▸ **WORK ORDER**
Write out every entry exactly as it stands.

_ _ _ _ _

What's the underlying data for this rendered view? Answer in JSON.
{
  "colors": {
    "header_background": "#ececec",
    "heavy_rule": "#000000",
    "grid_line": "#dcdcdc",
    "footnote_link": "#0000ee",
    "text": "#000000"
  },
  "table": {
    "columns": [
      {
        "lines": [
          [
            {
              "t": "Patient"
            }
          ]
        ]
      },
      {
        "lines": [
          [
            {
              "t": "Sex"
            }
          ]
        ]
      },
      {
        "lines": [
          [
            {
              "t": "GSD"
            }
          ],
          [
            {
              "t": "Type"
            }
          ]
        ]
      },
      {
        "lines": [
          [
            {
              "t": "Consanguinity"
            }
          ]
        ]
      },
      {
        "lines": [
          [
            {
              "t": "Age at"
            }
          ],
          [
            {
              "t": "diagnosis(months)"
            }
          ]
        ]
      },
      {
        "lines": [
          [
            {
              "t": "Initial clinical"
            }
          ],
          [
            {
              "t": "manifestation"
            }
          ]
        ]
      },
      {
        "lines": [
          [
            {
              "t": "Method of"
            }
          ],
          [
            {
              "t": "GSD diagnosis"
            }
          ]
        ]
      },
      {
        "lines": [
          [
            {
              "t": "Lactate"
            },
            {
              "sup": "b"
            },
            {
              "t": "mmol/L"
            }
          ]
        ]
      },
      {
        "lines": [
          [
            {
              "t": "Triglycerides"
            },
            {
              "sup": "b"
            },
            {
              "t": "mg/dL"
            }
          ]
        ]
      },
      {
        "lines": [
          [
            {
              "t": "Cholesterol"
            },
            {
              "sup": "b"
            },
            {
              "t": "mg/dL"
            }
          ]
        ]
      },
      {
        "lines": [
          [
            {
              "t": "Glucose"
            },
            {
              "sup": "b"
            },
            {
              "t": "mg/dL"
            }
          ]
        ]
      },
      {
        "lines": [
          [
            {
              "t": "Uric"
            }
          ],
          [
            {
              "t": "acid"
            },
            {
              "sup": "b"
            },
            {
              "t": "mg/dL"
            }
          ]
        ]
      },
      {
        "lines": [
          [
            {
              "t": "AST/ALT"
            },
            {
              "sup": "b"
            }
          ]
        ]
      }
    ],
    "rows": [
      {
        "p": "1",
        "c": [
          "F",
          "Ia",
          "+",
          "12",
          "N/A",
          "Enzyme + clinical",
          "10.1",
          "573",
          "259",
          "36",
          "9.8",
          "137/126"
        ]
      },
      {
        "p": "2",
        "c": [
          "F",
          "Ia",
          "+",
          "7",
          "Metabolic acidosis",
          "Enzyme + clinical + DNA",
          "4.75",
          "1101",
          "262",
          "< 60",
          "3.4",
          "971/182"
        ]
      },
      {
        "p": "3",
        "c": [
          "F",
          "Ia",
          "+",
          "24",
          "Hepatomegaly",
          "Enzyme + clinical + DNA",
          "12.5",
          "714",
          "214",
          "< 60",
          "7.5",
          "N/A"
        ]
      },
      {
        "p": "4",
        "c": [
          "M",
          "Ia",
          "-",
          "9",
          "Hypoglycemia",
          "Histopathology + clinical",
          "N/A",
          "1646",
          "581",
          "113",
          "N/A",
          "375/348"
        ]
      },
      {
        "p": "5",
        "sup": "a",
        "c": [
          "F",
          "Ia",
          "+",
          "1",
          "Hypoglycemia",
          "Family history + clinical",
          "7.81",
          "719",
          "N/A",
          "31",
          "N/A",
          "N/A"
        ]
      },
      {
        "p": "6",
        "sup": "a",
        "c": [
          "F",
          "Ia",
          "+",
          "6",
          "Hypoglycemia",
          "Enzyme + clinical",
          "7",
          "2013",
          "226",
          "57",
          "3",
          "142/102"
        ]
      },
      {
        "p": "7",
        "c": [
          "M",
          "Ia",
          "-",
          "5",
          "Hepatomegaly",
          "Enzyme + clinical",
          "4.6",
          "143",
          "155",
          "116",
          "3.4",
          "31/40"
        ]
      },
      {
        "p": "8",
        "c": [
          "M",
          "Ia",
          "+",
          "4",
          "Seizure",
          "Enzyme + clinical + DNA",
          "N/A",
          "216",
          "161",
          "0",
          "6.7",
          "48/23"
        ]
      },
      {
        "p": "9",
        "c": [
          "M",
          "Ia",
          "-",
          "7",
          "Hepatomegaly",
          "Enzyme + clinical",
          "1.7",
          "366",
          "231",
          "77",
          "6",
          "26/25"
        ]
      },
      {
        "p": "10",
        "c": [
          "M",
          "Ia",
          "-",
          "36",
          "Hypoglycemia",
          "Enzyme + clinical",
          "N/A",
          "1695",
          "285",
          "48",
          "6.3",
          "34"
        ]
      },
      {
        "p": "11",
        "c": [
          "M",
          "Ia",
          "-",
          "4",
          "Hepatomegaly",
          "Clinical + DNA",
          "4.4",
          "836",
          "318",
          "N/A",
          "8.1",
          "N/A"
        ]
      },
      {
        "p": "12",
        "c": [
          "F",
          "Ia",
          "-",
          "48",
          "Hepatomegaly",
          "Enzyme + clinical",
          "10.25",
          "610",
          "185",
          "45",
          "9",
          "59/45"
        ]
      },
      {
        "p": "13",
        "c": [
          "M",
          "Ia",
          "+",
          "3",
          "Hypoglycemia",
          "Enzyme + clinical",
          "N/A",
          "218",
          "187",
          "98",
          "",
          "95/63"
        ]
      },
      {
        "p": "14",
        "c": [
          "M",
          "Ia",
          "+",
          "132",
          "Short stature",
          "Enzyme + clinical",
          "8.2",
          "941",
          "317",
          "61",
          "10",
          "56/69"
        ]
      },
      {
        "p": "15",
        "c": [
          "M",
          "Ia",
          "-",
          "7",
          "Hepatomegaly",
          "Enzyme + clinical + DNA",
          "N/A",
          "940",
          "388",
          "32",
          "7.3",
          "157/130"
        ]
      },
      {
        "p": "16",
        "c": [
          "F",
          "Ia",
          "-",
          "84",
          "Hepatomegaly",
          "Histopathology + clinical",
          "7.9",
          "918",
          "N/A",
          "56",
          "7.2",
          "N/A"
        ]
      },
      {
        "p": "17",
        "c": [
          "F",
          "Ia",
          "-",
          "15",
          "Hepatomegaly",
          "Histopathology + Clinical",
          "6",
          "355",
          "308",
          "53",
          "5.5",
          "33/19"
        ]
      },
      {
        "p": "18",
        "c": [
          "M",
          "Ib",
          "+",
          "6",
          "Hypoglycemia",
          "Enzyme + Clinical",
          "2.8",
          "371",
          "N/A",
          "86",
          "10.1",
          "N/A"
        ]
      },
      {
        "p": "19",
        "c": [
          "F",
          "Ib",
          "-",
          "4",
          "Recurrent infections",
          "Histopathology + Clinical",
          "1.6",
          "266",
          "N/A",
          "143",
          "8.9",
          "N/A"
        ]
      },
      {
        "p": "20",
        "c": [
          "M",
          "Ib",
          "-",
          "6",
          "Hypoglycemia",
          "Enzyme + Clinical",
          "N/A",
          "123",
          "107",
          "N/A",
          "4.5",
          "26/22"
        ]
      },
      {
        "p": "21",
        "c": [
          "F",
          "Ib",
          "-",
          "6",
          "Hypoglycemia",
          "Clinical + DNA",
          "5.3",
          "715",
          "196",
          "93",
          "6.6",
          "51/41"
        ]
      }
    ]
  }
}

_ _ _ _ _

▸ **RESULT BELOW**
What's the underlying data for this rendered view? Answer in JSON.
{
  "colors": {
    "header_background": "#ececec",
    "heavy_rule": "#000000",
    "grid_line": "#dcdcdc",
    "footnote_link": "#0000ee",
    "text": "#000000"
  },
  "table": {
    "columns": [
      {
        "lines": [
          [
            {
              "t": "Patient"
            }
          ]
        ]
      },
      {
        "lines": [
          [
            {
              "t": "Sex"
            }
          ]
        ]
      },
      {
        "lines": [
          [
            {
              "t": "GSD"
            }
          ],
          [
            {
              "t": "Type"
            }
          ]
        ]
      },
      {
        "lines": [
          [
            {
              "t": "Consanguinity"
            }
          ]
        ]
      },
      {
        "lines": [
          [
            {
              "t": "Age at"
            }
          ],
          [
            {
              "t": "diagnosis(months)"
            }
          ]
        ]
      },
      {
        "lines": [
          [
            {
              "t": "Initial clinical"
            }
          ],
          [
            {
              "t": "manifestation"
            }
          ]
        ]
      },
      {
        "lines": [
          [
            {
              "t": "Method of"
            }
          ],
          [
            {
              "t": "GSD diagnosis"
            }
          ]
        ]
      },
      {
        "lines": [
          [
            {
              "t": "Lactate"
            },
            {
              "sup": "b"
            },
            {
              "t": "mmol/L"
            }
          ]
        ]
      },
      {
        "lines": [
          [
            {
              "t": "Triglycerides"
            },
            {
              "sup": "b"
            },
            {
              "t": "mg/dL"
            }
          ]
        ]
      },
      {
        "lines": [
          [
            {
              "t": "Cholesterol"
            },
            {
              "sup": "b"
            },
            {
              "t": "mg/dL"
            }
          ]
        ]
      },
      {
        "lines": [
          [
            {
              "t": "Glucose"
            },
            {
              "sup": "b"
            },
            {
              "t": "mg/dL"
            }
          ]
        ]
      },
      {
        "lines": [
          [
            {
              "t": "Uric"
            }
          ],
          [
            {
              "t": "acid"
            },
            {
              "sup": "b"
            },
            {
              "t": "mg/dL"
            }
          ]
        ]
      },
      {
        "lines": [
          [
            {
              "t": "AST/ALT"
            },
            {
              "sup": "b"
            }
          ]
        ]
      }
    ],
    "rows": [
      {
        "p": "1",
        "c": [
          "F",
          "Ia",
          "+",
          "12",
          "N/A",
          "Enzyme + clinical",
          "10.1",
          "573",
          "259",
          "36",
          "9.8",
          "137/126"
        ]
      },
      {
        "p": "2",
        "c": [
          "F",
          "Ia",
          "+",
          "7",
          "Metabolic acidosis",
          "Enzyme + clinical + DNA",
          "4.75",
          "1101",
          "262",
          "< 60",
          "3.4",
          "971/182"
        ]
      },
      {
        "p": "3",
        "c": [
          "F",
          "Ia",
          "+",
          "24",
          "Hepatomegaly",
          "Enzyme + clinical + DNA",
          "12.5",
          "714",
          "214",
          "< 60",
          "7.5",
          "N/A"
        ]
      },
      {
        "p": "4",
        "c": [
          "M",
          "Ia",
          "-",
          "9",
          "Hypoglycemia",
          "Histopathology + clinical",
          "N/A",
          "1646",
          "581",
          "113",
          "N/A",
          "375/348"
        ]
      },
      {
        "p": "5",
        "sup": "a",
        "c": [
          "F",
          "Ia",
          "+",
          "1",
          "Hypoglycemia",
          "Family history + clinical",
          "7.81",
          "719",
          "N/A",
          "31",
          "N/A",
          "N/A"
        ]
      },
      {
        "p": "6",
        "sup": "a",
        "c": [
          "F",
          "Ia",
          "+",
          "6",
          "Hypoglycemia",
          "Enzyme + clinical",
          "7",
          "2013",
          "226",
          "57",
          "3",
          "142/102"
        ]
      },
      {
        "p": "7",
        "c": [
          "M",
          "Ia",
          "-",
          "5",
          "Hepatomegaly",
          "Enzyme + clinical",
          "4.6",
          "143",
          "155",
          "116",
          "3.4",
          "31/40"
        ]
      },
      {
        "p": "8",
        "c": [
          "M",
          "Ia",
          "+",
          "4",
          "Seizure",
          "Enzyme + clinical + DNA",
          "N/A",
          "216",
          "161",
          "0",
          "6.7",
          "48/23"
        ]
      },
      {
        "p": "9",
        "c": [
          "M",
          "Ia",
          "-",
          "7",
          "Hepatomegaly",
          "Enzyme + clinical",
          "1.7",
          "366",
          "231",
          "77",
          "6",
          "26/25"
        ]
      },
      {
        "p": "10",
        "c": [
          "M",
          "Ia",
          "-",
          "36",
          "Hypoglycemia",
          "Enzyme + clinical",
          "N/A",
          "1695",
          "285",
          "48",
          "6.3",
          "34"
        ]
      },
      {
        "p": "11",
        "c": [
          "M",
          "Ia",
          "-",
          "4",
          "Hepatomegaly",
          "Clinical + DNA",
          "4.4",
          "836",
          "318",
          "N/A",
          "8.1",
          "N/A"
        ]
      },
      {
        "p": "12",
        "c": [
          "F",
          "Ia",
          "-",
          "48",
          "Hepatomegaly",
          "Enzyme + clinical",
          "10.25",
          "610",
          "185",
          "45",
          "9",
          "59/45"
        ]
      },
      {
        "p": "13",
        "c": [
          "M",
          "Ia",
          "+",
          "3",
          "Hypoglycemia",
          "Enzyme + clinical",
          "N/A",
          "218",
          "187",
          "98",
          "",
          "95/63"
        ]
      },
      {
        "p": "14",
        "c": [
          "M",
          "Ia",
          "+",
          "132",
          "Short stature",
          "Enzyme + clinical",
          "8.2",
          "941",
          "317",
          "61",
          "10",
          "56/69"
        ]
      },
      {
        "p": "15",
        "c": [
          "M",
          "Ia",
          "-",
          "7",
          "Hepatomegaly",
          "Enzyme + clinical + DNA",
          "N/A",
          "940",
          "388",
          "32",
          "7.3",
          "157/130"
        ]
      },
      {
        "p": "16",
        "c": [
          "F",
          "Ia",
          "-",
          "84",
          "Hepatomegaly",
          "Histopathology + clinical",
          "7.9",
          "918",
          "N/A",
          "56",
          "7.2",
          "N/A"
        ]
      },
      {
        "p": "17",
        "c": [
          "F",
          "Ia",
          "-",
          "15",
          "Hepatomegaly",
          "Histopathology + Clinical",
          "6",
          "355",
          "308",
          "53",
          "5.5",
          "33/19"
        ]
      },
      {
        "p": "18",
        "c": [
          "M",
          "Ib",
          "+",
          "6",
          "Hypoglycemia",
          "Enzyme + Clinical",
          "2.8",
          "371",
          "N/A",
          "86",
          "10.1",
          "N/A"
        ]
      },
      {
        "p": "19",
        "c": [
          "F",
          "Ib",
          "-",
          "4",
          "Recurrent infections",
          "Histopathology + Clinical",
          "1.6",
          "266",
          "N/A",
          "143",
          "8.9",
          "N/A"
        ]
      },
      {
        "p": "20",
        "c": [
          "M",
          "Ib",
          "-",
          "6",
          "Hypoglycemia",
          "Enzyme + Clinical",
          "N/A",
          "123",
          "107",
          "N/A",
          "4.5",
          "26/22"
        ]
      },
      {
        "p": "21",
        "c": [
          "F",
          "Ib",
          "-",
          "6",
          "Hypoglycemia",
          "Clinical + DNA",
          "5.3",
          "715",
          "196",
          "93",
          "6.6",
          "51/41"
        ]
      }
    ]
  }
}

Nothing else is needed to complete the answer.